Items from a figure collection

· · · ·

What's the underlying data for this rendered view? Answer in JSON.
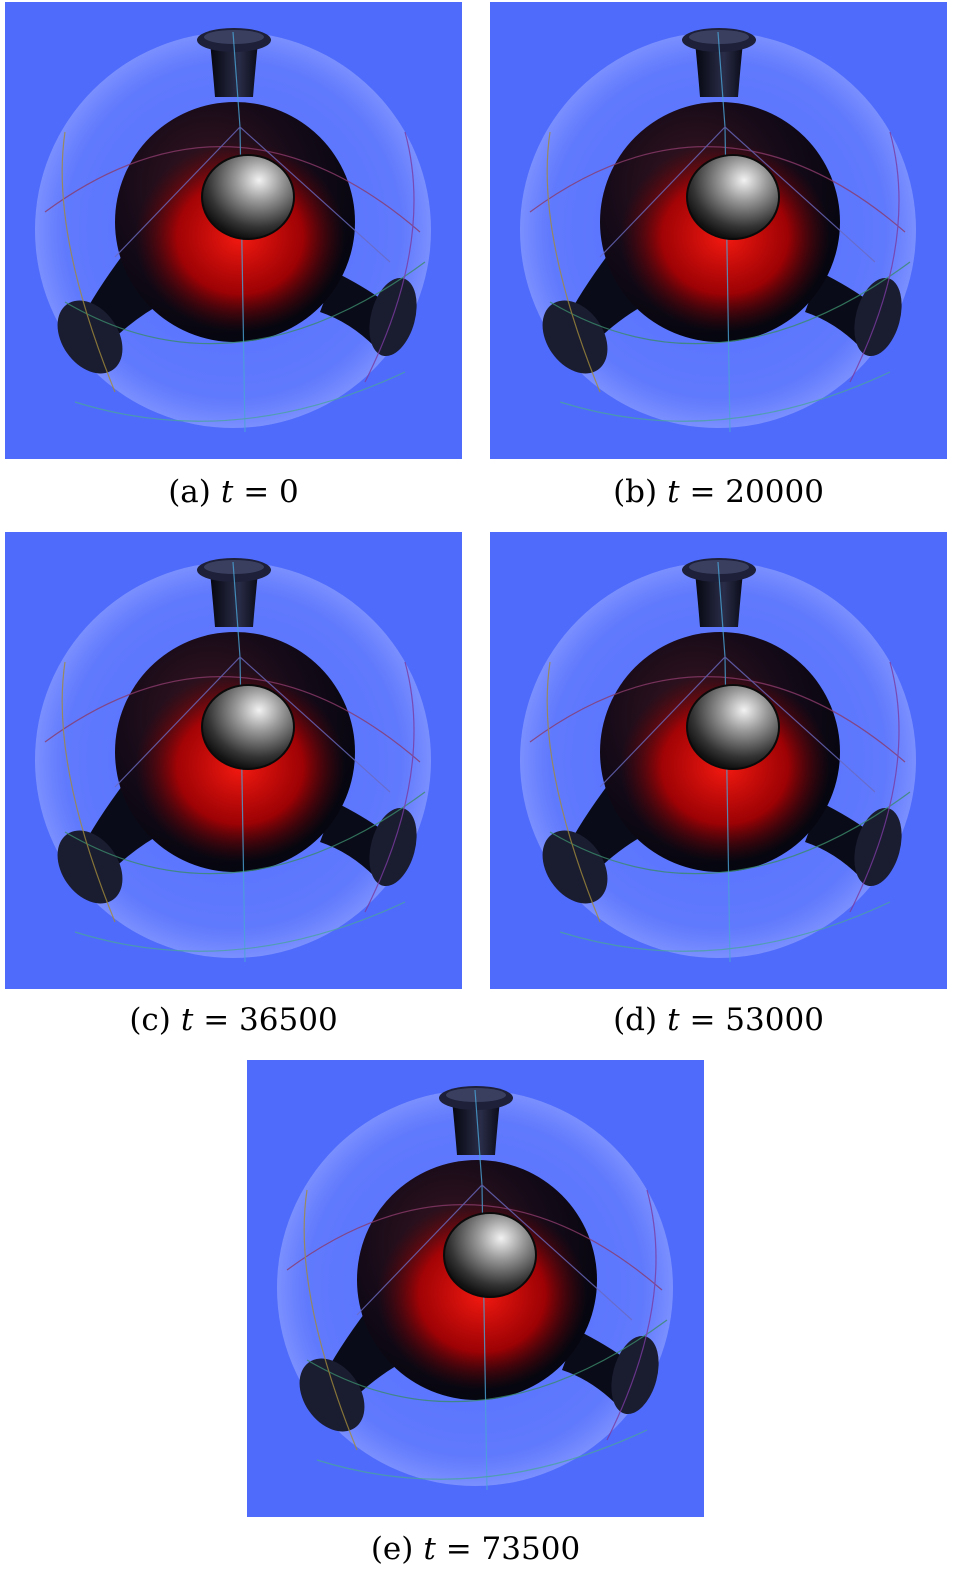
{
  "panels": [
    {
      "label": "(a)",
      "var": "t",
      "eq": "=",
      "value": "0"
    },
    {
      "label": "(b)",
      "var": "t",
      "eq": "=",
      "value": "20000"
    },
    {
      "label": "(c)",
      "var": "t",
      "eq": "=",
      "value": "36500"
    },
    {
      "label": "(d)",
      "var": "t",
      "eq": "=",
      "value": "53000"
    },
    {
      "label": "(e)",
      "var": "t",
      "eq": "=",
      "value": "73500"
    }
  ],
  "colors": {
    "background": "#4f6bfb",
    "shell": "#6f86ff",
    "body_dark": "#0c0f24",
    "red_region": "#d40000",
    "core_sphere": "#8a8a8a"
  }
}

· · · ·

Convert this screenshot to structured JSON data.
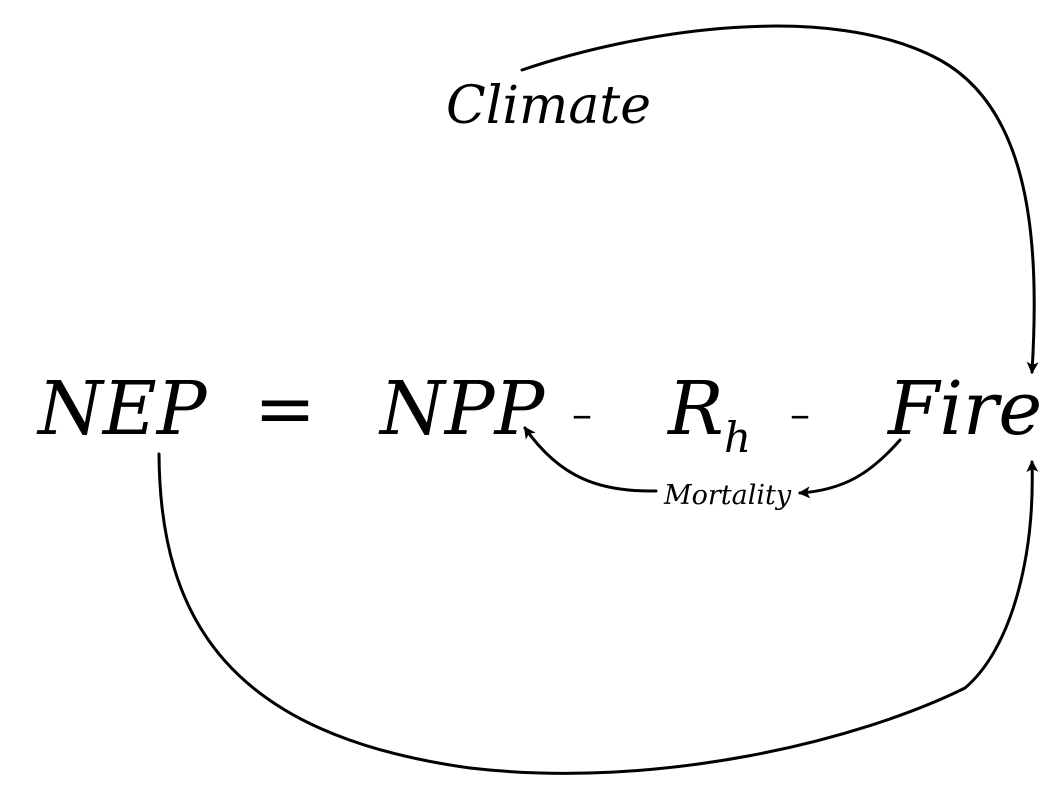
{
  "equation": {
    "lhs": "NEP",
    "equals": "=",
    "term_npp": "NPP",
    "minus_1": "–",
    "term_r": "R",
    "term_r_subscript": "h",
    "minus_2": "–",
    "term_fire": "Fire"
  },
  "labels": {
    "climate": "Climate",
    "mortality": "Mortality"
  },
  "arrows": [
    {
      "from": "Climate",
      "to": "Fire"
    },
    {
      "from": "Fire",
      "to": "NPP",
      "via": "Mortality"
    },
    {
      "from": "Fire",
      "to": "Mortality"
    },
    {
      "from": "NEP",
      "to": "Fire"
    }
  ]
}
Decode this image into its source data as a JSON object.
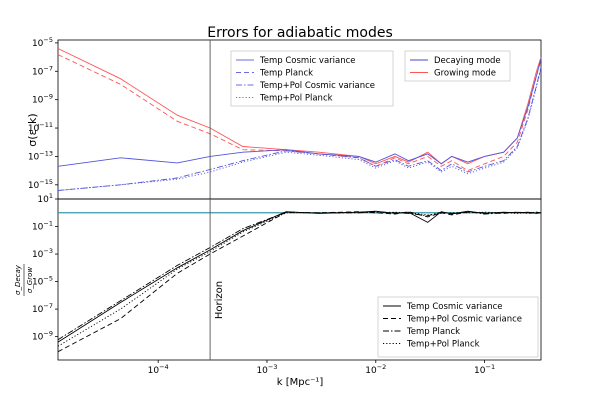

· · · ·

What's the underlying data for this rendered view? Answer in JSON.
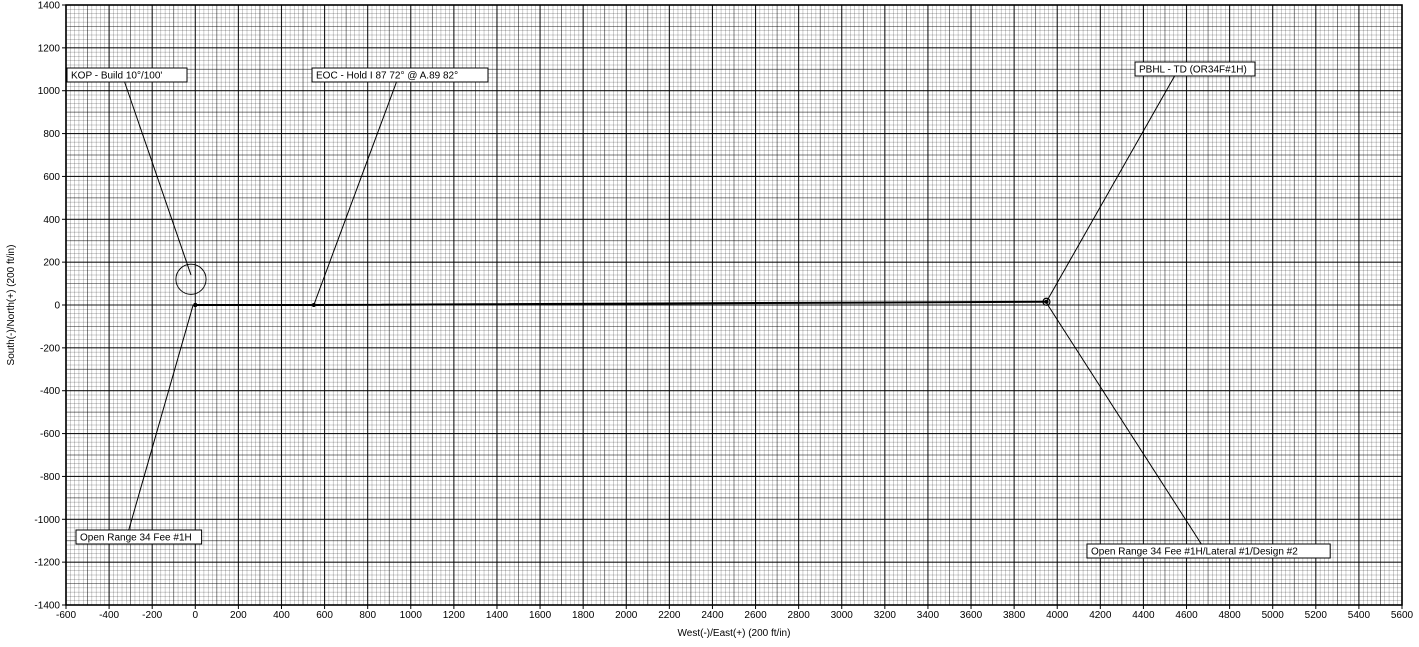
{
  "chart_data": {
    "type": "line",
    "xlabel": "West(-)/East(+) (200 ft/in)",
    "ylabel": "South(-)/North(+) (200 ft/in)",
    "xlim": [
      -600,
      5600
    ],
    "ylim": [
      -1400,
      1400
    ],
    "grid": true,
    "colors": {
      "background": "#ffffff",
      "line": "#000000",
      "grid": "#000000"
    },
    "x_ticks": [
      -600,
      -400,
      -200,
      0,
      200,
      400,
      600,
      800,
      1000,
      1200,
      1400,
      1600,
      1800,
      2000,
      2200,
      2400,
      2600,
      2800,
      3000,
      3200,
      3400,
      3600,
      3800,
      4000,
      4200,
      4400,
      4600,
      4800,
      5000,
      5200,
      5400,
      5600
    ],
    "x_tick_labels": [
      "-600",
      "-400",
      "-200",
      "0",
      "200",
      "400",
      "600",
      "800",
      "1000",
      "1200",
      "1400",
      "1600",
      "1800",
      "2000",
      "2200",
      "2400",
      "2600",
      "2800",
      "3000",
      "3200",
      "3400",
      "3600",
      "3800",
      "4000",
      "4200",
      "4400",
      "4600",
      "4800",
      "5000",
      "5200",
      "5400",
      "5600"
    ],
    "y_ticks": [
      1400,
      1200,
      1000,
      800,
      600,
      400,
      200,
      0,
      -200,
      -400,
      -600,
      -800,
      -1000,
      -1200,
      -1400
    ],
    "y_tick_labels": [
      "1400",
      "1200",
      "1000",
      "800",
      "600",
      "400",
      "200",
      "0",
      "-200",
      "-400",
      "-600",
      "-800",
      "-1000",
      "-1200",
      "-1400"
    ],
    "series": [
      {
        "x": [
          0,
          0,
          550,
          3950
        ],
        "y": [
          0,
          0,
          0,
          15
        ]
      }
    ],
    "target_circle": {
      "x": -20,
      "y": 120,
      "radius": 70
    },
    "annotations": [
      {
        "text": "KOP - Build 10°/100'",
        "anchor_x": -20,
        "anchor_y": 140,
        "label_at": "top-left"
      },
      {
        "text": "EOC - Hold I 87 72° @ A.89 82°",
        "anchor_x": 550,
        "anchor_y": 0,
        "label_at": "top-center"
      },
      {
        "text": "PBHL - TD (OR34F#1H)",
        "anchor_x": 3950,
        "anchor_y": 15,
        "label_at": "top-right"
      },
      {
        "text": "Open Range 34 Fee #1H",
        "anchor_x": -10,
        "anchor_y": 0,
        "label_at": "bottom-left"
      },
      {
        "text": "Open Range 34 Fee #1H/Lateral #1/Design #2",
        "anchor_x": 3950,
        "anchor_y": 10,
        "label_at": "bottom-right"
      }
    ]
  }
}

· · · ·

Copy exactly the stretch of lines from the one containing "Convert this screenshot" through the one containing "Decode this image", both included. Leave out any pictures.

• Exercise response:
Convert this screenshot to structured JSON data.
{
  "equation": {
    "lhs": "NEP",
    "equals": "=",
    "term_npp": "NPP",
    "minus_1": "–",
    "term_r": "R",
    "term_r_subscript": "h",
    "minus_2": "–",
    "term_fire": "Fire"
  },
  "labels": {
    "climate": "Climate",
    "mortality": "Mortality"
  },
  "arrows": [
    {
      "from": "Climate",
      "to": "Fire"
    },
    {
      "from": "Fire",
      "to": "NPP",
      "via": "Mortality"
    },
    {
      "from": "Fire",
      "to": "Mortality"
    },
    {
      "from": "NEP",
      "to": "Fire"
    }
  ]
}
Decode this image into its source data as a JSON object.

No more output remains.